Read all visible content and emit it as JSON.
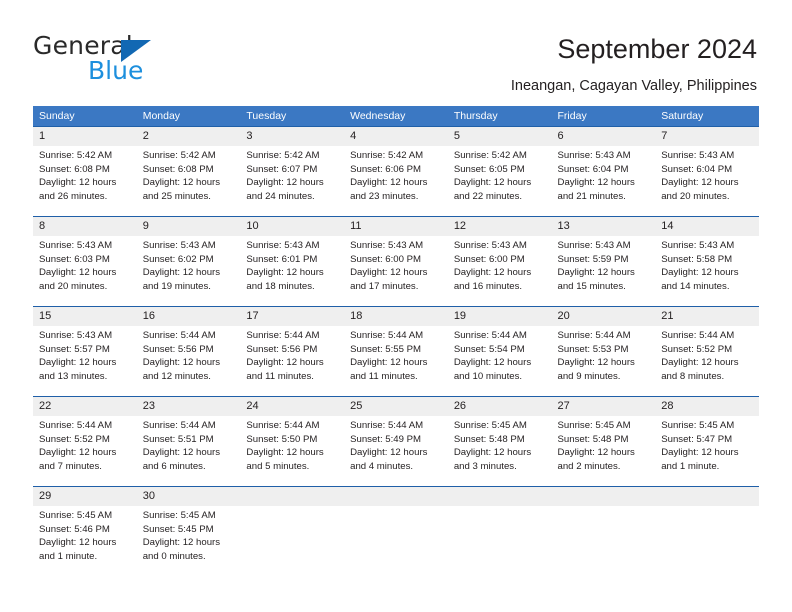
{
  "brand": {
    "name_part1": "General",
    "name_part2": "Blue",
    "triangle_color": "#1268b3",
    "blue_color": "#1d8fdd"
  },
  "header": {
    "title": "September 2024",
    "subtitle": "Ineangan, Cagayan Valley, Philippines"
  },
  "theme": {
    "header_bg": "#3b78c3",
    "row_separator": "#1f5fa8",
    "daynum_bg": "#efefef",
    "text": "#231f20"
  },
  "calendar": {
    "weekdays": [
      "Sunday",
      "Monday",
      "Tuesday",
      "Wednesday",
      "Thursday",
      "Friday",
      "Saturday"
    ],
    "weeks": [
      [
        {
          "day": "1",
          "sunrise": "Sunrise: 5:42 AM",
          "sunset": "Sunset: 6:08 PM",
          "daylight1": "Daylight: 12 hours",
          "daylight2": "and 26 minutes."
        },
        {
          "day": "2",
          "sunrise": "Sunrise: 5:42 AM",
          "sunset": "Sunset: 6:08 PM",
          "daylight1": "Daylight: 12 hours",
          "daylight2": "and 25 minutes."
        },
        {
          "day": "3",
          "sunrise": "Sunrise: 5:42 AM",
          "sunset": "Sunset: 6:07 PM",
          "daylight1": "Daylight: 12 hours",
          "daylight2": "and 24 minutes."
        },
        {
          "day": "4",
          "sunrise": "Sunrise: 5:42 AM",
          "sunset": "Sunset: 6:06 PM",
          "daylight1": "Daylight: 12 hours",
          "daylight2": "and 23 minutes."
        },
        {
          "day": "5",
          "sunrise": "Sunrise: 5:42 AM",
          "sunset": "Sunset: 6:05 PM",
          "daylight1": "Daylight: 12 hours",
          "daylight2": "and 22 minutes."
        },
        {
          "day": "6",
          "sunrise": "Sunrise: 5:43 AM",
          "sunset": "Sunset: 6:04 PM",
          "daylight1": "Daylight: 12 hours",
          "daylight2": "and 21 minutes."
        },
        {
          "day": "7",
          "sunrise": "Sunrise: 5:43 AM",
          "sunset": "Sunset: 6:04 PM",
          "daylight1": "Daylight: 12 hours",
          "daylight2": "and 20 minutes."
        }
      ],
      [
        {
          "day": "8",
          "sunrise": "Sunrise: 5:43 AM",
          "sunset": "Sunset: 6:03 PM",
          "daylight1": "Daylight: 12 hours",
          "daylight2": "and 20 minutes."
        },
        {
          "day": "9",
          "sunrise": "Sunrise: 5:43 AM",
          "sunset": "Sunset: 6:02 PM",
          "daylight1": "Daylight: 12 hours",
          "daylight2": "and 19 minutes."
        },
        {
          "day": "10",
          "sunrise": "Sunrise: 5:43 AM",
          "sunset": "Sunset: 6:01 PM",
          "daylight1": "Daylight: 12 hours",
          "daylight2": "and 18 minutes."
        },
        {
          "day": "11",
          "sunrise": "Sunrise: 5:43 AM",
          "sunset": "Sunset: 6:00 PM",
          "daylight1": "Daylight: 12 hours",
          "daylight2": "and 17 minutes."
        },
        {
          "day": "12",
          "sunrise": "Sunrise: 5:43 AM",
          "sunset": "Sunset: 6:00 PM",
          "daylight1": "Daylight: 12 hours",
          "daylight2": "and 16 minutes."
        },
        {
          "day": "13",
          "sunrise": "Sunrise: 5:43 AM",
          "sunset": "Sunset: 5:59 PM",
          "daylight1": "Daylight: 12 hours",
          "daylight2": "and 15 minutes."
        },
        {
          "day": "14",
          "sunrise": "Sunrise: 5:43 AM",
          "sunset": "Sunset: 5:58 PM",
          "daylight1": "Daylight: 12 hours",
          "daylight2": "and 14 minutes."
        }
      ],
      [
        {
          "day": "15",
          "sunrise": "Sunrise: 5:43 AM",
          "sunset": "Sunset: 5:57 PM",
          "daylight1": "Daylight: 12 hours",
          "daylight2": "and 13 minutes."
        },
        {
          "day": "16",
          "sunrise": "Sunrise: 5:44 AM",
          "sunset": "Sunset: 5:56 PM",
          "daylight1": "Daylight: 12 hours",
          "daylight2": "and 12 minutes."
        },
        {
          "day": "17",
          "sunrise": "Sunrise: 5:44 AM",
          "sunset": "Sunset: 5:56 PM",
          "daylight1": "Daylight: 12 hours",
          "daylight2": "and 11 minutes."
        },
        {
          "day": "18",
          "sunrise": "Sunrise: 5:44 AM",
          "sunset": "Sunset: 5:55 PM",
          "daylight1": "Daylight: 12 hours",
          "daylight2": "and 11 minutes."
        },
        {
          "day": "19",
          "sunrise": "Sunrise: 5:44 AM",
          "sunset": "Sunset: 5:54 PM",
          "daylight1": "Daylight: 12 hours",
          "daylight2": "and 10 minutes."
        },
        {
          "day": "20",
          "sunrise": "Sunrise: 5:44 AM",
          "sunset": "Sunset: 5:53 PM",
          "daylight1": "Daylight: 12 hours",
          "daylight2": "and 9 minutes."
        },
        {
          "day": "21",
          "sunrise": "Sunrise: 5:44 AM",
          "sunset": "Sunset: 5:52 PM",
          "daylight1": "Daylight: 12 hours",
          "daylight2": "and 8 minutes."
        }
      ],
      [
        {
          "day": "22",
          "sunrise": "Sunrise: 5:44 AM",
          "sunset": "Sunset: 5:52 PM",
          "daylight1": "Daylight: 12 hours",
          "daylight2": "and 7 minutes."
        },
        {
          "day": "23",
          "sunrise": "Sunrise: 5:44 AM",
          "sunset": "Sunset: 5:51 PM",
          "daylight1": "Daylight: 12 hours",
          "daylight2": "and 6 minutes."
        },
        {
          "day": "24",
          "sunrise": "Sunrise: 5:44 AM",
          "sunset": "Sunset: 5:50 PM",
          "daylight1": "Daylight: 12 hours",
          "daylight2": "and 5 minutes."
        },
        {
          "day": "25",
          "sunrise": "Sunrise: 5:44 AM",
          "sunset": "Sunset: 5:49 PM",
          "daylight1": "Daylight: 12 hours",
          "daylight2": "and 4 minutes."
        },
        {
          "day": "26",
          "sunrise": "Sunrise: 5:45 AM",
          "sunset": "Sunset: 5:48 PM",
          "daylight1": "Daylight: 12 hours",
          "daylight2": "and 3 minutes."
        },
        {
          "day": "27",
          "sunrise": "Sunrise: 5:45 AM",
          "sunset": "Sunset: 5:48 PM",
          "daylight1": "Daylight: 12 hours",
          "daylight2": "and 2 minutes."
        },
        {
          "day": "28",
          "sunrise": "Sunrise: 5:45 AM",
          "sunset": "Sunset: 5:47 PM",
          "daylight1": "Daylight: 12 hours",
          "daylight2": "and 1 minute."
        }
      ],
      [
        {
          "day": "29",
          "sunrise": "Sunrise: 5:45 AM",
          "sunset": "Sunset: 5:46 PM",
          "daylight1": "Daylight: 12 hours",
          "daylight2": "and 1 minute."
        },
        {
          "day": "30",
          "sunrise": "Sunrise: 5:45 AM",
          "sunset": "Sunset: 5:45 PM",
          "daylight1": "Daylight: 12 hours",
          "daylight2": "and 0 minutes."
        },
        {
          "day": "",
          "sunrise": "",
          "sunset": "",
          "daylight1": "",
          "daylight2": ""
        },
        {
          "day": "",
          "sunrise": "",
          "sunset": "",
          "daylight1": "",
          "daylight2": ""
        },
        {
          "day": "",
          "sunrise": "",
          "sunset": "",
          "daylight1": "",
          "daylight2": ""
        },
        {
          "day": "",
          "sunrise": "",
          "sunset": "",
          "daylight1": "",
          "daylight2": ""
        },
        {
          "day": "",
          "sunrise": "",
          "sunset": "",
          "daylight1": "",
          "daylight2": ""
        }
      ]
    ]
  }
}
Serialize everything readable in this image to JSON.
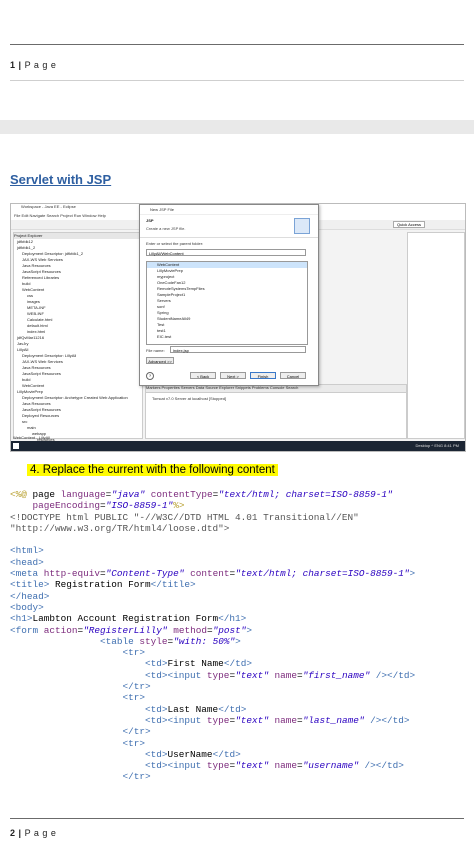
{
  "page1": {
    "number": "1",
    "sep": "|",
    "label": "P a g e"
  },
  "section_title": "Servlet with JSP",
  "eclipse": {
    "title": "Workspace - Java EE - Eclipse",
    "menu": "File  Edit  Navigate  Search  Project  Run  Window  Help",
    "quick_access": "Quick Access",
    "explorer_title": "Project Explorer",
    "explorer_items": [
      "jdfkfdk12",
      "jdfkfdk1_2",
      "Deployment Descriptor: jdfkfdk1_2",
      "JAX-WS Web Services",
      "Java Resources",
      "JavaScript Resources",
      "Referenced Libraries",
      "build",
      "WebContent",
      "css",
      "images",
      "META-INF",
      "WEB-INF",
      "Calculate.html",
      "default.html",
      "index.html",
      "jdfQvMar11216",
      "JavJry",
      "LillyAll",
      "Deployment Descriptor: LillyAll",
      "JAX-WS Web Services",
      "Java Resources",
      "JavaScript Resources",
      "build",
      "WebContent",
      "LillyMoviePrep",
      "Deployment Descriptor: Archetype Created Web Application",
      "Java Resources",
      "JavaScript Resources",
      "Deployed Resources",
      "src",
      "main",
      "webapp",
      "resources"
    ],
    "status": "WebContent - LillyAll",
    "bottom_tabs": "Markers  Properties  Servers  Data Source Explorer  Snippets  Problems  Console  Search",
    "server": "Tomcat v7.0 Server at localhost  [Stopped]",
    "taskbar_right": "Desktop  ^  ENG  8:41 PM"
  },
  "dialog": {
    "title": "New JSP File",
    "heading": "JSP",
    "subheading": "Create a new JSP file.",
    "parent_label": "Enter or select the parent folder:",
    "parent_value": "LillyAll/WebContent",
    "tree": [
      "WebContent",
      "LillyMoviePrep",
      "myproject",
      "OneCodeFan12",
      "RemoteSystemsTempFiles",
      "SampleProject1",
      "Servers",
      "sonf",
      "Spring",
      "StudentNameAll49",
      "Test",
      "test1",
      "EIC.test"
    ],
    "filename_label": "File name:",
    "filename_value": "index.jsp",
    "advanced": "Advanced >>",
    "back": "< Back",
    "next": "Next >",
    "finish": "Finish",
    "cancel": "Cancel"
  },
  "step": "4.  Replace the current with the following content",
  "code_lines": [
    [
      {
        "c": "delim",
        "t": "<%@"
      },
      {
        "c": "",
        "t": " page "
      },
      {
        "c": "attr",
        "t": "language"
      },
      {
        "c": "",
        "t": "="
      },
      {
        "c": "str",
        "t": "\"java\""
      },
      {
        "c": "",
        "t": " "
      },
      {
        "c": "attr",
        "t": "contentType"
      },
      {
        "c": "",
        "t": "="
      },
      {
        "c": "str",
        "t": "\"text/html; charset=ISO-8859-1\""
      }
    ],
    [
      {
        "c": "",
        "t": "    "
      },
      {
        "c": "attr",
        "t": "pageEncoding"
      },
      {
        "c": "",
        "t": "="
      },
      {
        "c": "str",
        "t": "\"ISO-8859-1\""
      },
      {
        "c": "delim",
        "t": "%>"
      }
    ],
    [
      {
        "c": "gray",
        "t": "<!DOCTYPE html PUBLIC \"-//W3C//DTD HTML 4.01 Transitional//EN\""
      }
    ],
    [
      {
        "c": "gray",
        "t": "\"http://www.w3.org/TR/html4/loose.dtd\">"
      }
    ],
    [],
    [
      {
        "c": "tag",
        "t": "<html>"
      }
    ],
    [
      {
        "c": "tag",
        "t": "<head>"
      }
    ],
    [
      {
        "c": "tag",
        "t": "<meta "
      },
      {
        "c": "attr",
        "t": "http-equiv"
      },
      {
        "c": "",
        "t": "="
      },
      {
        "c": "str",
        "t": "\"Content-Type\""
      },
      {
        "c": "",
        "t": " "
      },
      {
        "c": "attr",
        "t": "content"
      },
      {
        "c": "",
        "t": "="
      },
      {
        "c": "str",
        "t": "\"text/html; charset=ISO-8859-1\""
      },
      {
        "c": "tag",
        "t": ">"
      }
    ],
    [
      {
        "c": "tag",
        "t": "<title>"
      },
      {
        "c": "",
        "t": " Registration Form"
      },
      {
        "c": "tag",
        "t": "</title>"
      }
    ],
    [
      {
        "c": "tag",
        "t": "</head>"
      }
    ],
    [
      {
        "c": "tag",
        "t": "<body>"
      }
    ],
    [
      {
        "c": "tag",
        "t": "<h1>"
      },
      {
        "c": "",
        "t": "Lambton Account Registration Form"
      },
      {
        "c": "tag",
        "t": "</h1>"
      }
    ],
    [
      {
        "c": "tag",
        "t": "<form "
      },
      {
        "c": "attr",
        "t": "action"
      },
      {
        "c": "",
        "t": "="
      },
      {
        "c": "str",
        "t": "\"RegisterLilly\""
      },
      {
        "c": "",
        "t": " "
      },
      {
        "c": "attr",
        "t": "method"
      },
      {
        "c": "",
        "t": "="
      },
      {
        "c": "str",
        "t": "\"post\""
      },
      {
        "c": "tag",
        "t": ">"
      }
    ],
    [
      {
        "c": "",
        "t": "                "
      },
      {
        "c": "tag",
        "t": "<table "
      },
      {
        "c": "attr",
        "t": "style"
      },
      {
        "c": "",
        "t": "="
      },
      {
        "c": "str",
        "t": "\"with: 50%\""
      },
      {
        "c": "tag",
        "t": ">"
      }
    ],
    [
      {
        "c": "",
        "t": "                    "
      },
      {
        "c": "tag",
        "t": "<tr>"
      }
    ],
    [
      {
        "c": "",
        "t": "                        "
      },
      {
        "c": "tag",
        "t": "<td>"
      },
      {
        "c": "",
        "t": "First Name"
      },
      {
        "c": "tag",
        "t": "</td>"
      }
    ],
    [
      {
        "c": "",
        "t": "                        "
      },
      {
        "c": "tag",
        "t": "<td><input "
      },
      {
        "c": "attr",
        "t": "type"
      },
      {
        "c": "",
        "t": "="
      },
      {
        "c": "str",
        "t": "\"text\""
      },
      {
        "c": "",
        "t": " "
      },
      {
        "c": "attr",
        "t": "name"
      },
      {
        "c": "",
        "t": "="
      },
      {
        "c": "str",
        "t": "\"first_name\""
      },
      {
        "c": "",
        "t": " "
      },
      {
        "c": "tag",
        "t": "/></td>"
      }
    ],
    [
      {
        "c": "",
        "t": "                    "
      },
      {
        "c": "tag",
        "t": "</tr>"
      }
    ],
    [
      {
        "c": "",
        "t": "                    "
      },
      {
        "c": "tag",
        "t": "<tr>"
      }
    ],
    [
      {
        "c": "",
        "t": "                        "
      },
      {
        "c": "tag",
        "t": "<td>"
      },
      {
        "c": "",
        "t": "Last Name"
      },
      {
        "c": "tag",
        "t": "</td>"
      }
    ],
    [
      {
        "c": "",
        "t": "                        "
      },
      {
        "c": "tag",
        "t": "<td><input "
      },
      {
        "c": "attr",
        "t": "type"
      },
      {
        "c": "",
        "t": "="
      },
      {
        "c": "str",
        "t": "\"text\""
      },
      {
        "c": "",
        "t": " "
      },
      {
        "c": "attr",
        "t": "name"
      },
      {
        "c": "",
        "t": "="
      },
      {
        "c": "str",
        "t": "\"last_name\""
      },
      {
        "c": "",
        "t": " "
      },
      {
        "c": "tag",
        "t": "/></td>"
      }
    ],
    [
      {
        "c": "",
        "t": "                    "
      },
      {
        "c": "tag",
        "t": "</tr>"
      }
    ],
    [
      {
        "c": "",
        "t": "                    "
      },
      {
        "c": "tag",
        "t": "<tr>"
      }
    ],
    [
      {
        "c": "",
        "t": "                        "
      },
      {
        "c": "tag",
        "t": "<td>"
      },
      {
        "c": "",
        "t": "UserName"
      },
      {
        "c": "tag",
        "t": "</td>"
      }
    ],
    [
      {
        "c": "",
        "t": "                        "
      },
      {
        "c": "tag",
        "t": "<td><input "
      },
      {
        "c": "attr",
        "t": "type"
      },
      {
        "c": "",
        "t": "="
      },
      {
        "c": "str",
        "t": "\"text\""
      },
      {
        "c": "",
        "t": " "
      },
      {
        "c": "attr",
        "t": "name"
      },
      {
        "c": "",
        "t": "="
      },
      {
        "c": "str",
        "t": "\"username\""
      },
      {
        "c": "",
        "t": " "
      },
      {
        "c": "tag",
        "t": "/></td>"
      }
    ],
    [
      {
        "c": "",
        "t": "                    "
      },
      {
        "c": "tag",
        "t": "</tr>"
      }
    ]
  ],
  "page2": {
    "number": "2",
    "sep": "|",
    "label": "P a g e"
  }
}
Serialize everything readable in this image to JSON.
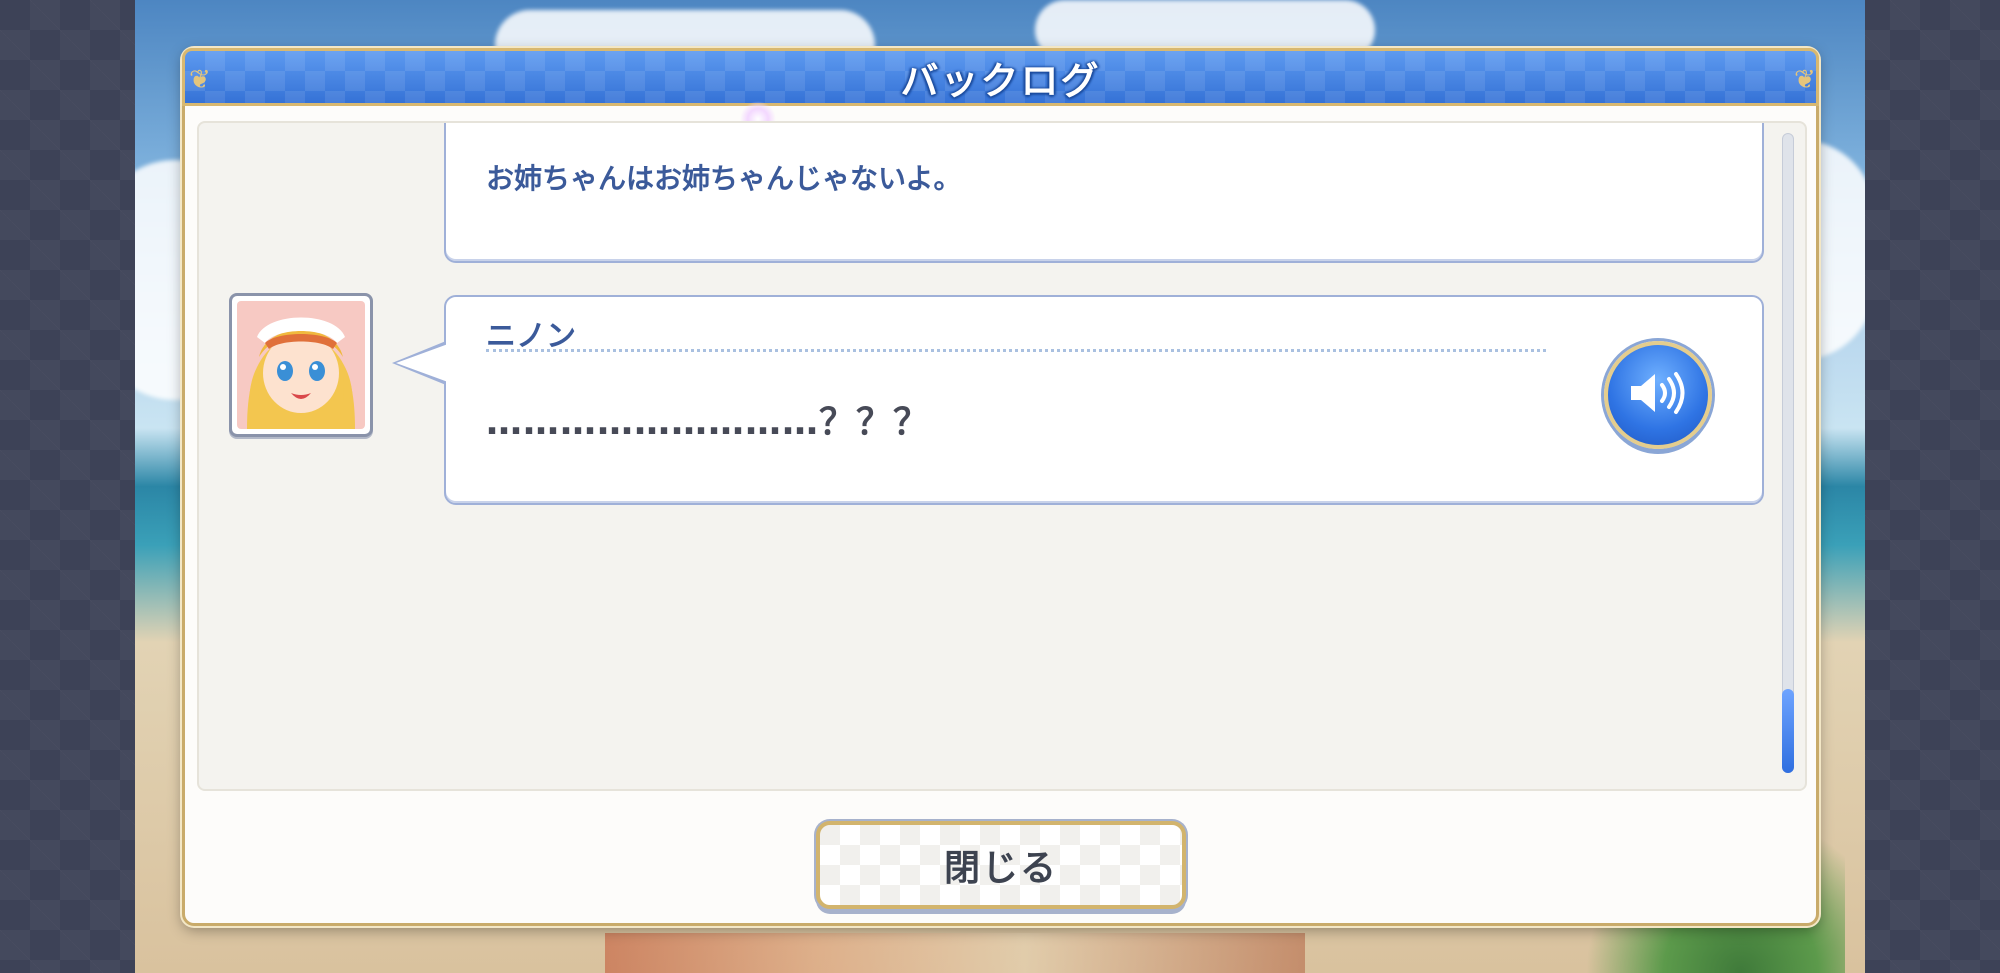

::::

SET TASK: Check each line of the records above for the string "with", and report every line that has it.

THE REPLY:
  "section_title": "Servlet with JSP",
  "step": "4.  Replace the current with the following content",
        "t": "\"with: 50%\""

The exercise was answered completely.